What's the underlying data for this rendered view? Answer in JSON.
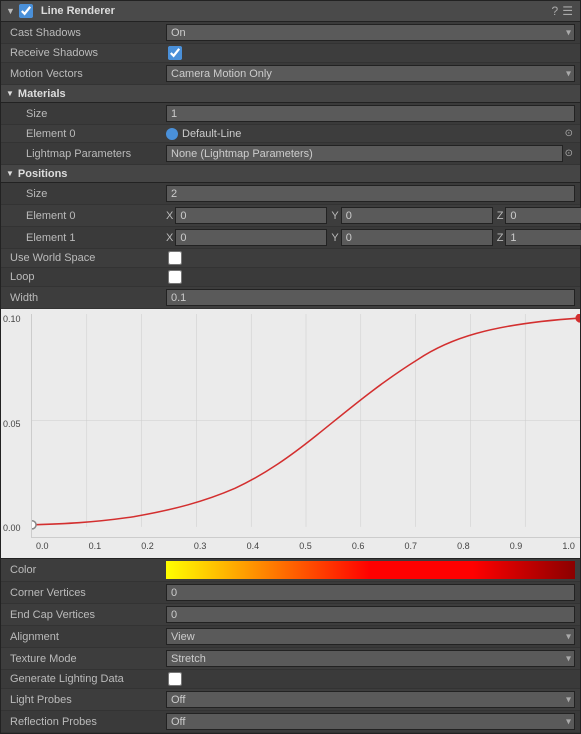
{
  "header": {
    "title": "Line Renderer",
    "icon_check": "✓"
  },
  "rows": {
    "cast_shadows": {
      "label": "Cast Shadows",
      "value": "On"
    },
    "receive_shadows": {
      "label": "Receive Shadows"
    },
    "motion_vectors": {
      "label": "Motion Vectors",
      "value": "Camera Motion Only"
    },
    "materials_section": {
      "label": "Materials"
    },
    "mat_size": {
      "label": "Size",
      "value": "1"
    },
    "mat_element0": {
      "label": "Element 0",
      "value": "Default-Line"
    },
    "lightmap_params": {
      "label": "Lightmap Parameters",
      "value": "None (Lightmap Parameters)"
    },
    "positions_section": {
      "label": "Positions"
    },
    "pos_size": {
      "label": "Size",
      "value": "2"
    },
    "pos_element0": {
      "label": "Element 0",
      "x": "0",
      "y": "0",
      "z": "0"
    },
    "pos_element1": {
      "label": "Element 1",
      "x": "0",
      "y": "0",
      "z": "1"
    },
    "use_world_space": {
      "label": "Use World Space"
    },
    "loop": {
      "label": "Loop"
    },
    "width": {
      "label": "Width",
      "value": "0.1"
    },
    "color": {
      "label": "Color"
    },
    "corner_vertices": {
      "label": "Corner Vertices",
      "value": "0"
    },
    "end_cap_vertices": {
      "label": "End Cap Vertices",
      "value": "0"
    },
    "alignment": {
      "label": "Alignment",
      "value": "View"
    },
    "texture_mode": {
      "label": "Texture Mode",
      "value": "Stretch"
    },
    "generate_lighting": {
      "label": "Generate Lighting Data"
    },
    "light_probes": {
      "label": "Light Probes",
      "value": "Off"
    },
    "reflection_probes": {
      "label": "Reflection Probes",
      "value": "Off"
    }
  },
  "curve": {
    "y_labels": [
      "0.10",
      "0.05",
      "0.00"
    ],
    "x_labels": [
      "0.0",
      "0.1",
      "0.2",
      "0.3",
      "0.4",
      "0.5",
      "0.6",
      "0.7",
      "0.8",
      "0.9",
      "1.0"
    ]
  }
}
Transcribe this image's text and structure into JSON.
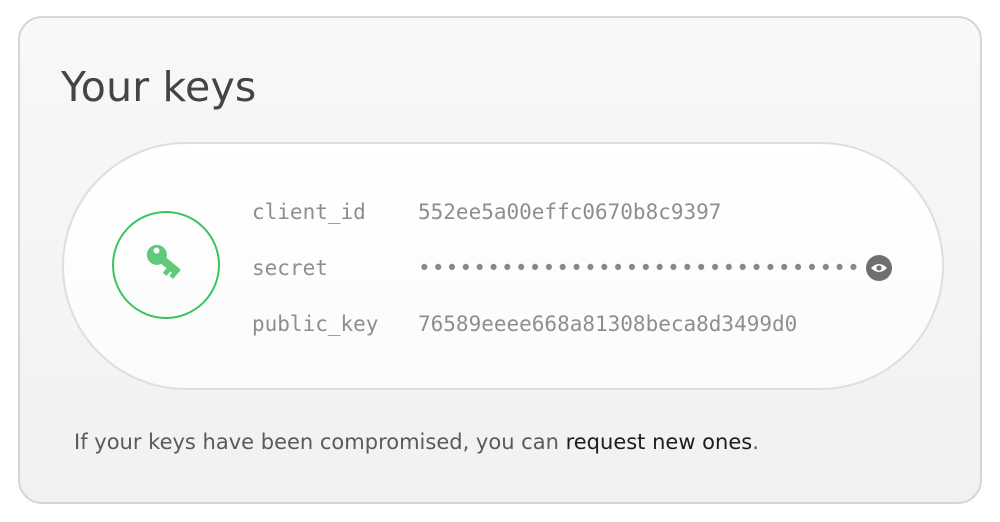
{
  "panel": {
    "title": "Your keys",
    "key_icon": "key-icon",
    "fields": [
      {
        "label": "client_id",
        "value": "552ee5a00effc0670b8c9397"
      },
      {
        "label": "secret",
        "value": "••••••••••••••••••••••••••••••••",
        "masked": true,
        "reveal_icon": "eye-icon"
      },
      {
        "label": "public_key",
        "value": "76589eeee668a81308beca8d3499d0"
      }
    ],
    "footer": {
      "text": "If your keys have been compromised, you can ",
      "link_text": "request new ones",
      "suffix": "."
    },
    "colors": {
      "accent_green": "#3cc45a",
      "key_icon": "#5fca7a"
    }
  }
}
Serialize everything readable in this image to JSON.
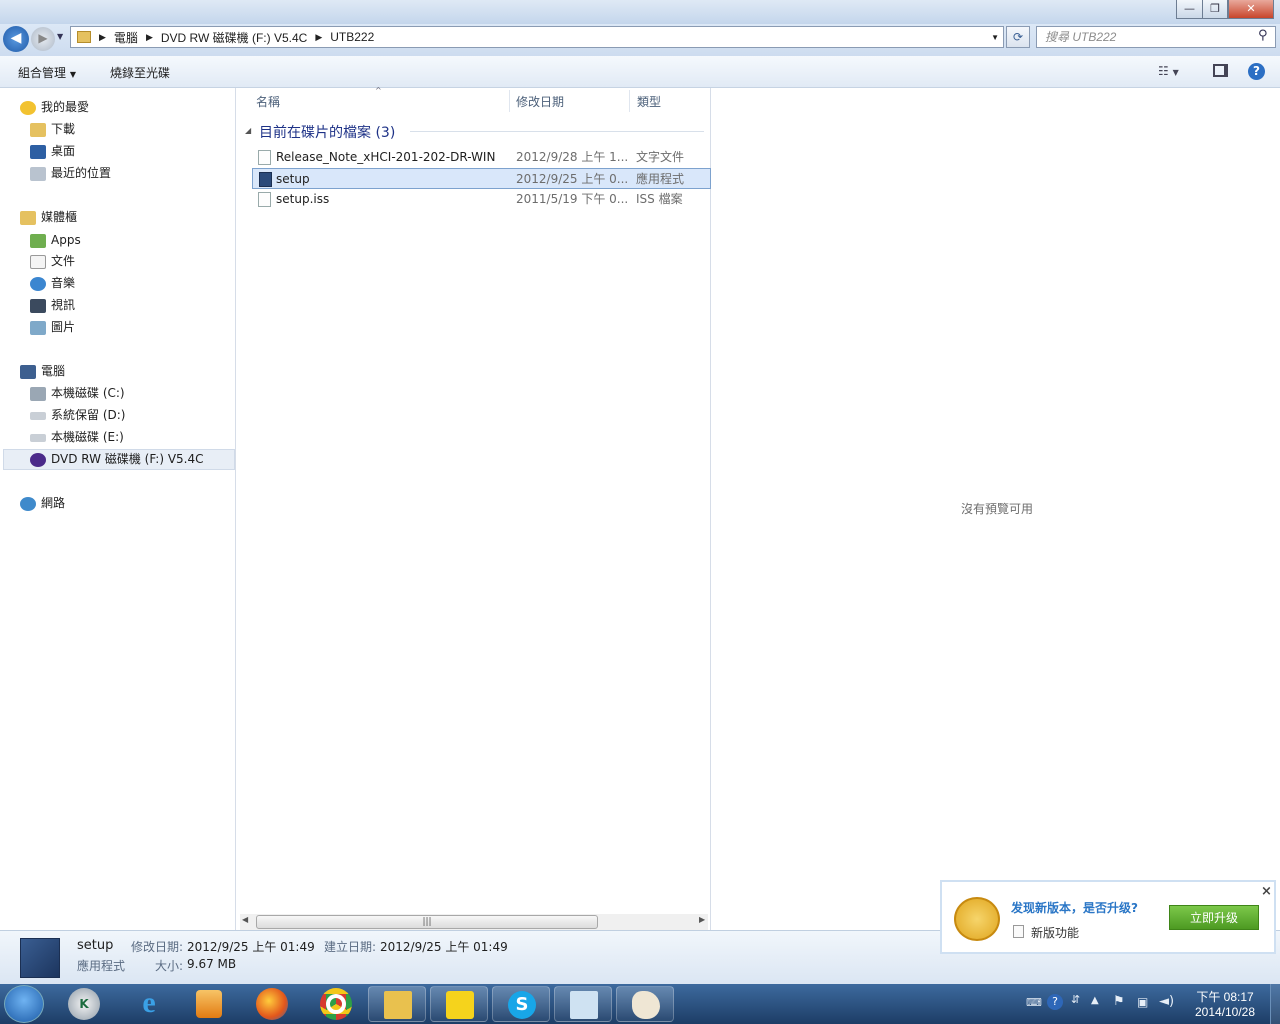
{
  "window": {
    "minimize_glyph": "—",
    "maximize_glyph": "❐",
    "close_glyph": "✕"
  },
  "address": {
    "segments": [
      "電腦",
      "DVD RW 磁碟機 (F:) V5.4C",
      "UTB222"
    ],
    "search_placeholder": "搜尋 UTB222"
  },
  "toolbar": {
    "organize": "組合管理",
    "burn": "燒錄至光碟"
  },
  "navigation": {
    "favorites": {
      "label": "我的最愛",
      "items": [
        "下載",
        "桌面",
        "最近的位置"
      ]
    },
    "libraries": {
      "label": "媒體櫃",
      "items": [
        "Apps",
        "文件",
        "音樂",
        "視訊",
        "圖片"
      ]
    },
    "computer": {
      "label": "電腦",
      "items": [
        "本機磁碟 (C:)",
        "系統保留 (D:)",
        "本機磁碟 (E:)",
        "DVD RW 磁碟機 (F:) V5.4C"
      ]
    },
    "network": {
      "label": "網路"
    }
  },
  "columns": {
    "name": "名稱",
    "date": "修改日期",
    "type": "類型"
  },
  "group": {
    "title": "目前在碟片的檔案 (3)"
  },
  "files": [
    {
      "name": "Release_Note_xHCI-201-202-DR-WIN",
      "date": "2012/9/28 上午 1...",
      "type": "文字文件",
      "icon": "text-file-icon"
    },
    {
      "name": "setup",
      "date": "2012/9/25 上午 0...",
      "type": "應用程式",
      "icon": "setup-app-icon"
    },
    {
      "name": "setup.iss",
      "date": "2011/5/19 下午 0...",
      "type": "ISS 檔案",
      "icon": "file-icon"
    }
  ],
  "preview": {
    "message": "沒有預覽可用"
  },
  "details": {
    "name": "setup",
    "kind": "應用程式",
    "modified_label": "修改日期:",
    "modified_value": "2012/9/25 上午 01:49",
    "created_label": "建立日期:",
    "created_value": "2012/9/25 上午 01:49",
    "size_label": "大小:",
    "size_value": "9.67 MB"
  },
  "notification": {
    "title": "发现新版本，是否升级?",
    "feature": "新版功能",
    "button": "立即升级",
    "close": "×"
  },
  "taskbar": {
    "time": "下午 08:17",
    "date": "2014/10/28",
    "apps": [
      "start-orb-icon",
      "kaspersky-icon",
      "internet-explorer-icon",
      "media-player-icon",
      "firefox-icon",
      "chrome-icon",
      "explorer-icon",
      "yellow-app-icon",
      "skype-icon",
      "remote-desktop-icon",
      "paint-icon"
    ]
  },
  "colors": {
    "selection": "#d9e7fa",
    "group_title": "#1e3287",
    "taskbar": "#1d3d66",
    "notify_title": "#2a76c6",
    "notify_button": "#5aaa2b"
  }
}
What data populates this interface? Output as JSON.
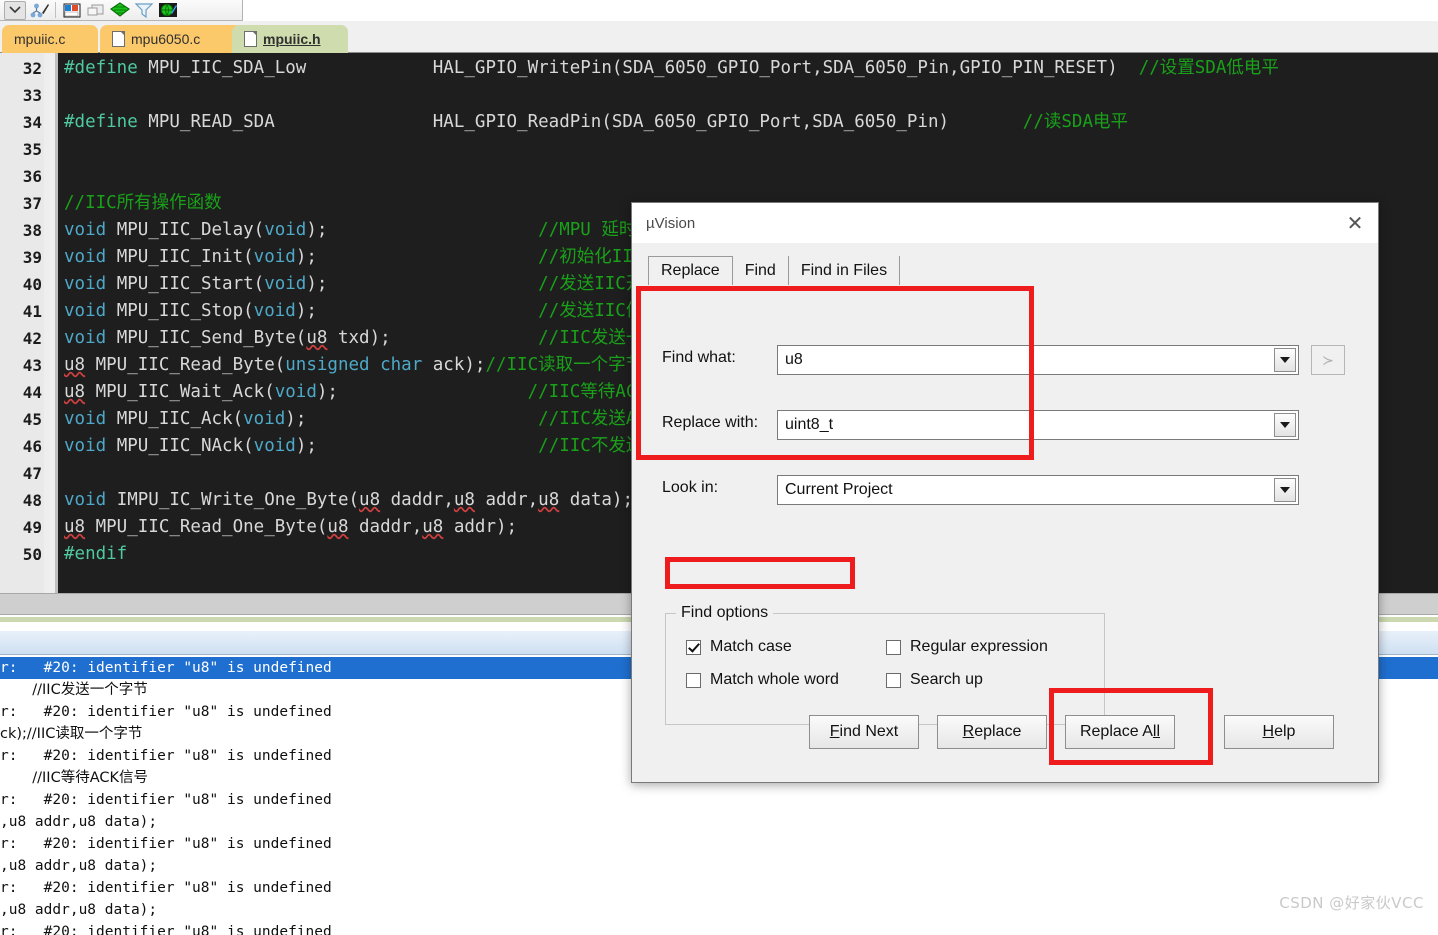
{
  "toolbar": {
    "buttons": [
      {
        "name": "dropdown-arrow-button",
        "glyph": "∨"
      },
      {
        "name": "manage-components-icon",
        "glyph": ""
      },
      {
        "name": "window-layout-icon",
        "glyph": ""
      },
      {
        "name": "book-icon",
        "glyph": ""
      },
      {
        "name": "diamond-green-icon",
        "glyph": ""
      },
      {
        "name": "filter-icon",
        "glyph": ""
      },
      {
        "name": "globe-icon",
        "glyph": ""
      }
    ]
  },
  "tabs": [
    {
      "label": "mpuiic.c",
      "active": false,
      "has_icon": false
    },
    {
      "label": "mpu6050.c",
      "active": false,
      "has_icon": true
    },
    {
      "label": "mpuiic.h",
      "active": true,
      "has_icon": true
    }
  ],
  "editor": {
    "lines": [
      {
        "no": "32",
        "segs": [
          {
            "t": "#define ",
            "c": "pp"
          },
          {
            "t": "MPU_IIC_SDA_Low",
            "c": ""
          },
          {
            "t": "            HAL_GPIO_WritePin(SDA_6050_GPIO_Port,SDA_6050_Pin,GPIO_PIN_RESET)  ",
            "c": ""
          },
          {
            "t": "//设置SDA低电平",
            "c": "cm"
          }
        ]
      },
      {
        "no": "33",
        "segs": []
      },
      {
        "no": "34",
        "segs": [
          {
            "t": "#define ",
            "c": "pp"
          },
          {
            "t": "MPU_READ_SDA",
            "c": ""
          },
          {
            "t": "               HAL_GPIO_ReadPin(SDA_6050_GPIO_Port,SDA_6050_Pin)       ",
            "c": ""
          },
          {
            "t": "//读SDA电平",
            "c": "cm"
          }
        ]
      },
      {
        "no": "35",
        "segs": []
      },
      {
        "no": "36",
        "segs": []
      },
      {
        "no": "37",
        "segs": [
          {
            "t": "//IIC所有操作函数",
            "c": "cm"
          }
        ]
      },
      {
        "no": "38",
        "segs": [
          {
            "t": "void",
            "c": "kw"
          },
          {
            "t": " MPU_IIC_Delay(",
            "c": ""
          },
          {
            "t": "void",
            "c": "kw"
          },
          {
            "t": ");                    ",
            "c": ""
          },
          {
            "t": "//MPU 延时函数",
            "c": "cm"
          }
        ]
      },
      {
        "no": "39",
        "segs": [
          {
            "t": "void",
            "c": "kw"
          },
          {
            "t": " MPU_IIC_Init(",
            "c": ""
          },
          {
            "t": "void",
            "c": "kw"
          },
          {
            "t": ");                     ",
            "c": ""
          },
          {
            "t": "//初始化IIC的IO口",
            "c": "cm"
          }
        ]
      },
      {
        "no": "40",
        "segs": [
          {
            "t": "void",
            "c": "kw"
          },
          {
            "t": " MPU_IIC_Start(",
            "c": ""
          },
          {
            "t": "void",
            "c": "kw"
          },
          {
            "t": ");                    ",
            "c": ""
          },
          {
            "t": "//发送IIC开始信号",
            "c": "cm"
          }
        ]
      },
      {
        "no": "41",
        "segs": [
          {
            "t": "void",
            "c": "kw"
          },
          {
            "t": " MPU_IIC_Stop(",
            "c": ""
          },
          {
            "t": "void",
            "c": "kw"
          },
          {
            "t": ");                     ",
            "c": ""
          },
          {
            "t": "//发送IIC停止信号",
            "c": "cm"
          }
        ]
      },
      {
        "no": "42",
        "segs": [
          {
            "t": "void",
            "c": "kw"
          },
          {
            "t": " MPU_IIC_Send_Byte(",
            "c": ""
          },
          {
            "t": "u8",
            "c": "sq"
          },
          {
            "t": " txd);              ",
            "c": ""
          },
          {
            "t": "//IIC发送一个字节",
            "c": "cm"
          }
        ]
      },
      {
        "no": "43",
        "segs": [
          {
            "t": "u8",
            "c": "sq"
          },
          {
            "t": " MPU_IIC_Read_Byte(",
            "c": ""
          },
          {
            "t": "unsigned char",
            "c": "kw"
          },
          {
            "t": " ack);",
            "c": ""
          },
          {
            "t": "//IIC读取一个字节",
            "c": "cm"
          }
        ]
      },
      {
        "no": "44",
        "segs": [
          {
            "t": "u8",
            "c": "sq"
          },
          {
            "t": " MPU_IIC_Wait_Ack(",
            "c": ""
          },
          {
            "t": "void",
            "c": "kw"
          },
          {
            "t": ");                  ",
            "c": ""
          },
          {
            "t": "//IIC等待ACK信号",
            "c": "cm"
          }
        ]
      },
      {
        "no": "45",
        "segs": [
          {
            "t": "void",
            "c": "kw"
          },
          {
            "t": " MPU_IIC_Ack(",
            "c": ""
          },
          {
            "t": "void",
            "c": "kw"
          },
          {
            "t": ");                      ",
            "c": ""
          },
          {
            "t": "//IIC发送ACK信号",
            "c": "cm"
          }
        ]
      },
      {
        "no": "46",
        "segs": [
          {
            "t": "void",
            "c": "kw"
          },
          {
            "t": " MPU_IIC_NAck(",
            "c": ""
          },
          {
            "t": "void",
            "c": "kw"
          },
          {
            "t": ");                     ",
            "c": ""
          },
          {
            "t": "//IIC不发送ACK信号",
            "c": "cm"
          }
        ]
      },
      {
        "no": "47",
        "segs": []
      },
      {
        "no": "48",
        "segs": [
          {
            "t": "void",
            "c": "kw"
          },
          {
            "t": " IMPU_IC_Write_One_Byte(",
            "c": ""
          },
          {
            "t": "u8",
            "c": "sq"
          },
          {
            "t": " daddr,",
            "c": ""
          },
          {
            "t": "u8",
            "c": "sq"
          },
          {
            "t": " addr,",
            "c": ""
          },
          {
            "t": "u8",
            "c": "sq"
          },
          {
            "t": " data);",
            "c": ""
          }
        ]
      },
      {
        "no": "49",
        "segs": [
          {
            "t": "u8",
            "c": "sq"
          },
          {
            "t": " MPU_IIC_Read_One_Byte(",
            "c": ""
          },
          {
            "t": "u8",
            "c": "sq"
          },
          {
            "t": " daddr,",
            "c": ""
          },
          {
            "t": "u8",
            "c": "sq"
          },
          {
            "t": " addr);",
            "c": ""
          }
        ]
      },
      {
        "no": "50",
        "segs": [
          {
            "t": "#endif",
            "c": "pp"
          }
        ]
      }
    ]
  },
  "output": {
    "lines": [
      {
        "text": "r:   #20: identifier \"u8\" is undefined",
        "selected": true,
        "cjk": false
      },
      {
        "text": "       //IIC发送一个字节",
        "selected": false,
        "cjk": true
      },
      {
        "text": "r:   #20: identifier \"u8\" is undefined",
        "selected": false,
        "cjk": false
      },
      {
        "text": "ck);//IIC读取一个字节",
        "selected": false,
        "cjk": true
      },
      {
        "text": "r:   #20: identifier \"u8\" is undefined",
        "selected": false,
        "cjk": false
      },
      {
        "text": "       //IIC等待ACK信号",
        "selected": false,
        "cjk": true
      },
      {
        "text": "r:   #20: identifier \"u8\" is undefined",
        "selected": false,
        "cjk": false
      },
      {
        "text": ",u8 addr,u8 data);",
        "selected": false,
        "cjk": false
      },
      {
        "text": "r:   #20: identifier \"u8\" is undefined",
        "selected": false,
        "cjk": false
      },
      {
        "text": ",u8 addr,u8 data);",
        "selected": false,
        "cjk": false
      },
      {
        "text": "r:   #20: identifier \"u8\" is undefined",
        "selected": false,
        "cjk": false
      },
      {
        "text": ",u8 addr,u8 data);",
        "selected": false,
        "cjk": false
      },
      {
        "text": "r:   #20: identifier \"u8\" is undefined",
        "selected": false,
        "cjk": false
      }
    ]
  },
  "watermark": "CSDN @好家伙VCC",
  "dialog": {
    "title": "µVision",
    "close_glyph": "✕",
    "tabs": [
      {
        "label": "Replace",
        "active": true
      },
      {
        "label": "Find",
        "active": false
      },
      {
        "label": "Find in Files",
        "active": false
      }
    ],
    "fields": {
      "find_what_label": "Find what:",
      "find_what_value": "u8",
      "replace_with_label": "Replace with:",
      "replace_with_value": "uint8_t",
      "look_in_label": "Look in:",
      "look_in_value": "Current Project",
      "expand_button_glyph": "≻"
    },
    "find_options": {
      "legend": "Find options",
      "items": [
        {
          "label": "Match case",
          "checked": true
        },
        {
          "label": "Regular expression",
          "checked": false
        },
        {
          "label": "Match whole word",
          "checked": false
        },
        {
          "label": "Search up",
          "checked": false
        }
      ]
    },
    "buttons": [
      {
        "pre": "F",
        "rest": "ind Next"
      },
      {
        "pre": "R",
        "rest": "eplace"
      },
      {
        "pre": "Replace A",
        "rest": "ll",
        "underline_last": true
      },
      {
        "pre": "H",
        "rest": "elp"
      }
    ]
  },
  "colors": {
    "highlight_red": "#ee1c1c",
    "selection_blue": "#1f6fd0",
    "editor_bg": "#1e1e1e",
    "tab_active": "#cfdcae",
    "tab_inactive": "#fbc96a"
  }
}
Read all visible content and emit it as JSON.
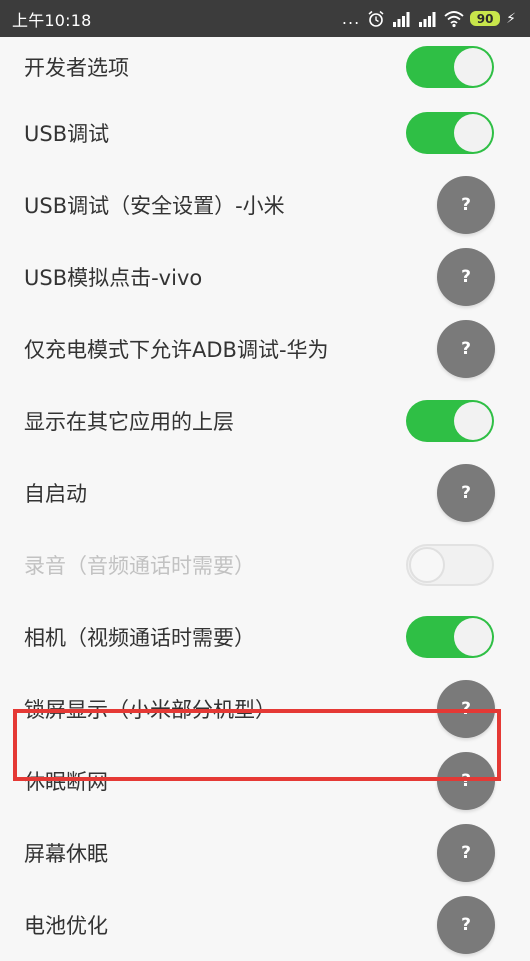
{
  "status_bar": {
    "time": "上午10:18",
    "dots": "...",
    "battery": "90",
    "icons": [
      "alarm-icon",
      "signal-icon",
      "signal-icon",
      "wifi-icon",
      "battery-icon",
      "charging-icon"
    ]
  },
  "colors": {
    "toggle_on": "#2fbf45",
    "help_button": "#7a7a7a",
    "highlight": "#e53935",
    "disabled_text": "#c2c2c2"
  },
  "items": [
    {
      "label": "开发者选项",
      "control": "toggle",
      "state": "on"
    },
    {
      "label": "USB调试",
      "control": "toggle",
      "state": "on"
    },
    {
      "label": "USB调试（安全设置）-小米",
      "control": "help",
      "symbol": "?"
    },
    {
      "label": "USB模拟点击-vivo",
      "control": "help",
      "symbol": "?"
    },
    {
      "label": "仅充电模式下允许ADB调试-华为",
      "control": "help",
      "symbol": "?"
    },
    {
      "label": "显示在其它应用的上层",
      "control": "toggle",
      "state": "on"
    },
    {
      "label": "自启动",
      "control": "help",
      "symbol": "?"
    },
    {
      "label": "录音（音频通话时需要）",
      "control": "toggle",
      "state": "off",
      "disabled": true
    },
    {
      "label": "相机（视频通话时需要）",
      "control": "toggle",
      "state": "on"
    },
    {
      "label": "锁屏显示（小米部分机型）",
      "control": "help",
      "symbol": "?"
    },
    {
      "label": "休眠断网",
      "control": "help",
      "symbol": "?",
      "highlighted": true
    },
    {
      "label": "屏幕休眠",
      "control": "help",
      "symbol": "?"
    },
    {
      "label": "电池优化",
      "control": "help",
      "symbol": "?"
    }
  ]
}
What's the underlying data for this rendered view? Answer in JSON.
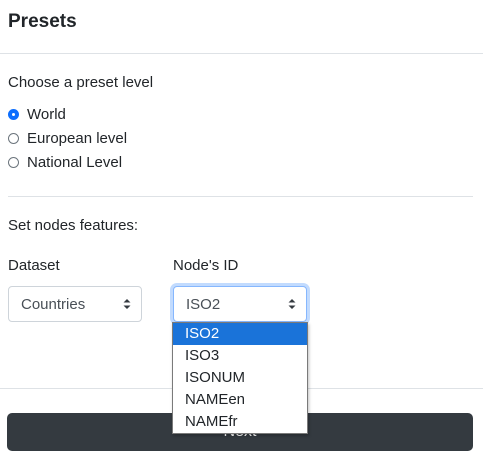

··········

What is expected
From the records above, pull out every line containing the word "image".

Output
Transcribe this image's text and structure into JSON.
Serialize everything readable in this image to JSON.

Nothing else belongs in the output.